» **Exercise prompt**:
Look at each line of the records and count those with "data" in them. Please answer with the count alone.

» **Collection entries**:
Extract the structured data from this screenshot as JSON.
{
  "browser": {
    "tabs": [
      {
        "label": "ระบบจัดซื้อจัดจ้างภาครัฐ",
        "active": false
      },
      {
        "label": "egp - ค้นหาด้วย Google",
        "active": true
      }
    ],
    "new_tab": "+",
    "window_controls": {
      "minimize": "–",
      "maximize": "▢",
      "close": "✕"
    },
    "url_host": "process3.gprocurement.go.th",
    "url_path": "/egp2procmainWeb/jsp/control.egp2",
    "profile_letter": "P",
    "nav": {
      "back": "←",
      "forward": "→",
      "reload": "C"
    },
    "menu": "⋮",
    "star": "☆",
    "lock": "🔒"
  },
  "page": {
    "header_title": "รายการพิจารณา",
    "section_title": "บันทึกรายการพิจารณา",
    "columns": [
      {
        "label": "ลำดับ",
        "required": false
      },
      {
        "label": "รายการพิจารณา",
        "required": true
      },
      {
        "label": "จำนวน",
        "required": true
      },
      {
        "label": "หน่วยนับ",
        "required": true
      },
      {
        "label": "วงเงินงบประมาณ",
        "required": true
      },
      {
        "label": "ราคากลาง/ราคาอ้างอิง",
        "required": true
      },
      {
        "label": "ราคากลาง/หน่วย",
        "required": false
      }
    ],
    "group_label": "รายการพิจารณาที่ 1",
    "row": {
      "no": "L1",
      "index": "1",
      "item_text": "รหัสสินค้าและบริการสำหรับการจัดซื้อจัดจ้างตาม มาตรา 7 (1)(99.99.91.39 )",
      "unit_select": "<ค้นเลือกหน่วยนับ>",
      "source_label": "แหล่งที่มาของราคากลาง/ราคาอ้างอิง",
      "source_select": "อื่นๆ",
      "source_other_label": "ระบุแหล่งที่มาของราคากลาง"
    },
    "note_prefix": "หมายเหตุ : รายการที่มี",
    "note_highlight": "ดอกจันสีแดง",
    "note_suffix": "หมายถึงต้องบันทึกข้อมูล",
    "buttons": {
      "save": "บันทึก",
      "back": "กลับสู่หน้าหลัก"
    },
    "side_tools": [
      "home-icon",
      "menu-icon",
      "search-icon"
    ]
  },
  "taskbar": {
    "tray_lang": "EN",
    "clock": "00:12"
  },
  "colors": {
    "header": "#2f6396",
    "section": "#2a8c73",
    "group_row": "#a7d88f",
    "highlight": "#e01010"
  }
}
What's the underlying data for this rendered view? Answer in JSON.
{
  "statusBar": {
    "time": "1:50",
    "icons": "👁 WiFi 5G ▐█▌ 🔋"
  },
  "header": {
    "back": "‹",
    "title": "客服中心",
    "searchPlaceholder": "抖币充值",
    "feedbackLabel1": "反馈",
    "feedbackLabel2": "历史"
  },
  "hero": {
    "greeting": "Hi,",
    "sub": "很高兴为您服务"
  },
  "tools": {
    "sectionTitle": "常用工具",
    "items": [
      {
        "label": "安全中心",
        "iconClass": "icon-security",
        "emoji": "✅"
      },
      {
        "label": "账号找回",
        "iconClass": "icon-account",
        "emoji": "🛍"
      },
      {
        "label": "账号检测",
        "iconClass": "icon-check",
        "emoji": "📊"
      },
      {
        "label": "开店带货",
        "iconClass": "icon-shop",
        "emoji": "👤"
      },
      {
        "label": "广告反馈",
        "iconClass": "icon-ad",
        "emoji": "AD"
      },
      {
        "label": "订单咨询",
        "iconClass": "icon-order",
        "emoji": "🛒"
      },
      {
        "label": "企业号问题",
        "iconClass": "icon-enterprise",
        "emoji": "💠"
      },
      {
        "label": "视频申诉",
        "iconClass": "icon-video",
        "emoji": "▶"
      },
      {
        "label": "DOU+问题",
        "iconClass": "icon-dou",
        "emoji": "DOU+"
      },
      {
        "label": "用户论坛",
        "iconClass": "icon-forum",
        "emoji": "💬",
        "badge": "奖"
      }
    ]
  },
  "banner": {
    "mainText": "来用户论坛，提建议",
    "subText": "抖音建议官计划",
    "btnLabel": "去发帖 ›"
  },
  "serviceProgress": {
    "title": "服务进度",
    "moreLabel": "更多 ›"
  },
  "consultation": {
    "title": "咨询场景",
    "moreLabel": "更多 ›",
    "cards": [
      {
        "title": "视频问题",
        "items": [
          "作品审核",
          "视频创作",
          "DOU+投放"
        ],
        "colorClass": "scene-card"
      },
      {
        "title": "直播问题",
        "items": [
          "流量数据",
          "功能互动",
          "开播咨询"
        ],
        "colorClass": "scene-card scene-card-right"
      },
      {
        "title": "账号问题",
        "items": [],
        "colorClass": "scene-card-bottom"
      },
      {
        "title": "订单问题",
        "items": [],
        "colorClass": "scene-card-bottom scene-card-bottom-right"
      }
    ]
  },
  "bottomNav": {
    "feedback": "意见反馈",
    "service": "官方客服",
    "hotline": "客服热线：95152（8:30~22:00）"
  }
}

» **Solution**:
2